(A run of records)

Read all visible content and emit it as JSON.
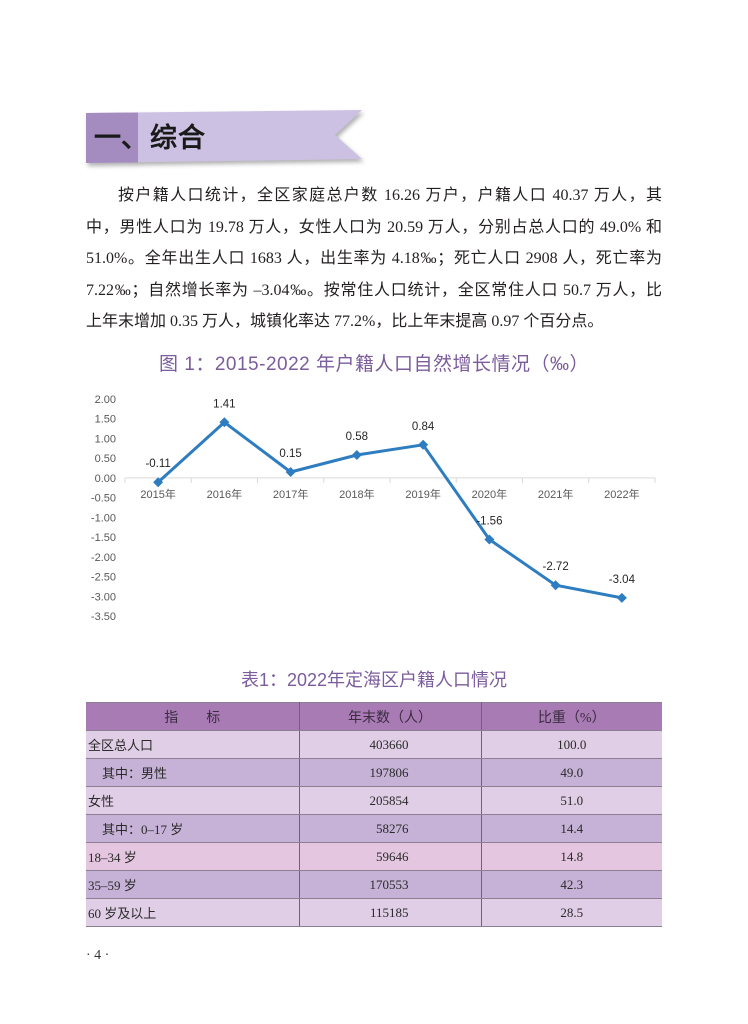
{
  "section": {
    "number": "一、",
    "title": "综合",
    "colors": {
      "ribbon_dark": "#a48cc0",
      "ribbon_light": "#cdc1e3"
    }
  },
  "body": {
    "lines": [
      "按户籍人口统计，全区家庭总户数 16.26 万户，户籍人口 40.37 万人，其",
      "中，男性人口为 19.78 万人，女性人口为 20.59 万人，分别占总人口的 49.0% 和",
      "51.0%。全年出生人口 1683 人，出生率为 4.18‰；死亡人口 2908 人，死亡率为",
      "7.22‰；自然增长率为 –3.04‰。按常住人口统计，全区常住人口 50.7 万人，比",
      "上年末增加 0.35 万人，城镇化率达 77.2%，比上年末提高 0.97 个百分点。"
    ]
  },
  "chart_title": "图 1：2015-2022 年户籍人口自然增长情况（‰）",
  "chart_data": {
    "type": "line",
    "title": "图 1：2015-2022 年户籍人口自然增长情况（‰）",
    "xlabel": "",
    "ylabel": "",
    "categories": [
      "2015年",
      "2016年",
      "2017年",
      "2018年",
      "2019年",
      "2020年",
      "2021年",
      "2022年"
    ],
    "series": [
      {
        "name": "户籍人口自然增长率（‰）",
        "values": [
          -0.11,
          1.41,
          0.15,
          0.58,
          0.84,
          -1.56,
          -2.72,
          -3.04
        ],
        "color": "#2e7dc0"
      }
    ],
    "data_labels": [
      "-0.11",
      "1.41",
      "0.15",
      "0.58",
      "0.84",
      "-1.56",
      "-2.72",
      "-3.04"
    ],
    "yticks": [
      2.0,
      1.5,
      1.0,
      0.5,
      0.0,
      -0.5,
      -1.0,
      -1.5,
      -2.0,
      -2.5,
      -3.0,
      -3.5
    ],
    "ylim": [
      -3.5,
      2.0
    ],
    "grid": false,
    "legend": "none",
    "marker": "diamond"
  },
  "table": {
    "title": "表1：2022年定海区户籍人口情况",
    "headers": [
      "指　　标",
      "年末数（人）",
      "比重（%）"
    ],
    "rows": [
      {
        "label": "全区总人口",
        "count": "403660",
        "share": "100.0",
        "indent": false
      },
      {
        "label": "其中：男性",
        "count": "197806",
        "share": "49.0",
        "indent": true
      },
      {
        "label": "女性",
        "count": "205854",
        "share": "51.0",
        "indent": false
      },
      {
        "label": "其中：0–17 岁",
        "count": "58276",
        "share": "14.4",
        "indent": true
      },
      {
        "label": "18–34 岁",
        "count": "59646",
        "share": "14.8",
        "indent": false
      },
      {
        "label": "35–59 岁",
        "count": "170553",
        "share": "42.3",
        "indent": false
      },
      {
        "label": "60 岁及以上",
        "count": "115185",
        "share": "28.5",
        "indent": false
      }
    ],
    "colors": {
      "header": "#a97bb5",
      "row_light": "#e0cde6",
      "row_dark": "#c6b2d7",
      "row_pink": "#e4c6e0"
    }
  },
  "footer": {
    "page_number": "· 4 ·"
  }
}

== Task instructions ==
Find the lines above that contain the word "年户籍人口自然增长情况" and collect them.

== Task answer ==
  "chart_title": "图 1：2015-2022 年户籍人口自然增长情况（‰）",
    "title": "图 1：2015-2022 年户籍人口自然增长情况（‰）",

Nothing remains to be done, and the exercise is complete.